### TO BE DONE:
Return all of the entries exactly as written.

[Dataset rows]

○ ○ ○

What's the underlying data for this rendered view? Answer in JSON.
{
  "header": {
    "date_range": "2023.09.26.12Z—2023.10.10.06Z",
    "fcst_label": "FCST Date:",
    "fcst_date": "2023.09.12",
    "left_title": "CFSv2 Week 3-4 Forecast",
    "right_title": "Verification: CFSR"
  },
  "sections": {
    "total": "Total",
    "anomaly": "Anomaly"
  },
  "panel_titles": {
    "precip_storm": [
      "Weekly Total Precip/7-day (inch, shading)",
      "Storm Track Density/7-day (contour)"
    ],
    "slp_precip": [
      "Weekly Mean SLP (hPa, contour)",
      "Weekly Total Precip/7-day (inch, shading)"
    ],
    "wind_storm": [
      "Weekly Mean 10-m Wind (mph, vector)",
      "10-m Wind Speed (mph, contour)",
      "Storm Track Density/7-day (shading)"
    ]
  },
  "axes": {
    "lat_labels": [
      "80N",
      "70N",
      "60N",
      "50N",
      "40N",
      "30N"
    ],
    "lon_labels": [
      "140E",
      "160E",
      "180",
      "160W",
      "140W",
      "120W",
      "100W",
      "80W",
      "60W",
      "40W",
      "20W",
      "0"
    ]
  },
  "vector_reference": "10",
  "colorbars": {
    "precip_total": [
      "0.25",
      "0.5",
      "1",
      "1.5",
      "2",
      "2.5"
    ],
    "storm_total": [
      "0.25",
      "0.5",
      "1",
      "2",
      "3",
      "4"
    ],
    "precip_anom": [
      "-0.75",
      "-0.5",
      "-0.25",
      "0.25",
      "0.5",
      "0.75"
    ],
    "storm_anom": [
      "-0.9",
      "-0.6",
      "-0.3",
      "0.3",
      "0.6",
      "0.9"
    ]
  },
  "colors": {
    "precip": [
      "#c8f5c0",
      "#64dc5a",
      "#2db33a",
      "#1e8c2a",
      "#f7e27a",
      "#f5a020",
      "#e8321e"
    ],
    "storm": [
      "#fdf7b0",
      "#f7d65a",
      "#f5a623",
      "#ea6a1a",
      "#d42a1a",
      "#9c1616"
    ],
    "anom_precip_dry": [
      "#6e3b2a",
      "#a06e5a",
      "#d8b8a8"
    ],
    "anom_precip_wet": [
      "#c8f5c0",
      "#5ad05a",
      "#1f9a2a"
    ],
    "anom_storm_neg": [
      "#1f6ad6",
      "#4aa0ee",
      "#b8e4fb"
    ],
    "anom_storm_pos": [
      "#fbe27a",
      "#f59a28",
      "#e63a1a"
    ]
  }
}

○ ○ ○

### COMPLETE ANSWER:
What's the underlying data for this rendered view? Answer in JSON.
{
  "header": {
    "date_range": "2023.09.26.12Z—2023.10.10.06Z",
    "fcst_label": "FCST Date:",
    "fcst_date": "2023.09.12",
    "left_title": "CFSv2 Week 3-4 Forecast",
    "right_title": "Verification: CFSR"
  },
  "sections": {
    "total": "Total",
    "anomaly": "Anomaly"
  },
  "panel_titles": {
    "precip_storm": [
      "Weekly Total Precip/7-day (inch, shading)",
      "Storm Track Density/7-day (contour)"
    ],
    "slp_precip": [
      "Weekly Mean SLP (hPa, contour)",
      "Weekly Total Precip/7-day (inch, shading)"
    ],
    "wind_storm": [
      "Weekly Mean 10-m Wind (mph, vector)",
      "10-m Wind Speed (mph, contour)",
      "Storm Track Density/7-day (shading)"
    ]
  },
  "axes": {
    "lat_labels": [
      "80N",
      "70N",
      "60N",
      "50N",
      "40N",
      "30N"
    ],
    "lon_labels": [
      "140E",
      "160E",
      "180",
      "160W",
      "140W",
      "120W",
      "100W",
      "80W",
      "60W",
      "40W",
      "20W",
      "0"
    ]
  },
  "vector_reference": "10",
  "colorbars": {
    "precip_total": [
      "0.25",
      "0.5",
      "1",
      "1.5",
      "2",
      "2.5"
    ],
    "storm_total": [
      "0.25",
      "0.5",
      "1",
      "2",
      "3",
      "4"
    ],
    "precip_anom": [
      "-0.75",
      "-0.5",
      "-0.25",
      "0.25",
      "0.5",
      "0.75"
    ],
    "storm_anom": [
      "-0.9",
      "-0.6",
      "-0.3",
      "0.3",
      "0.6",
      "0.9"
    ]
  },
  "colors": {
    "precip": [
      "#c8f5c0",
      "#64dc5a",
      "#2db33a",
      "#1e8c2a",
      "#f7e27a",
      "#f5a020",
      "#e8321e"
    ],
    "storm": [
      "#fdf7b0",
      "#f7d65a",
      "#f5a623",
      "#ea6a1a",
      "#d42a1a",
      "#9c1616"
    ],
    "anom_precip_dry": [
      "#6e3b2a",
      "#a06e5a",
      "#d8b8a8"
    ],
    "anom_precip_wet": [
      "#c8f5c0",
      "#5ad05a",
      "#1f9a2a"
    ],
    "anom_storm_neg": [
      "#1f6ad6",
      "#4aa0ee",
      "#b8e4fb"
    ],
    "anom_storm_pos": [
      "#fbe27a",
      "#f59a28",
      "#e63a1a"
    ]
  }
}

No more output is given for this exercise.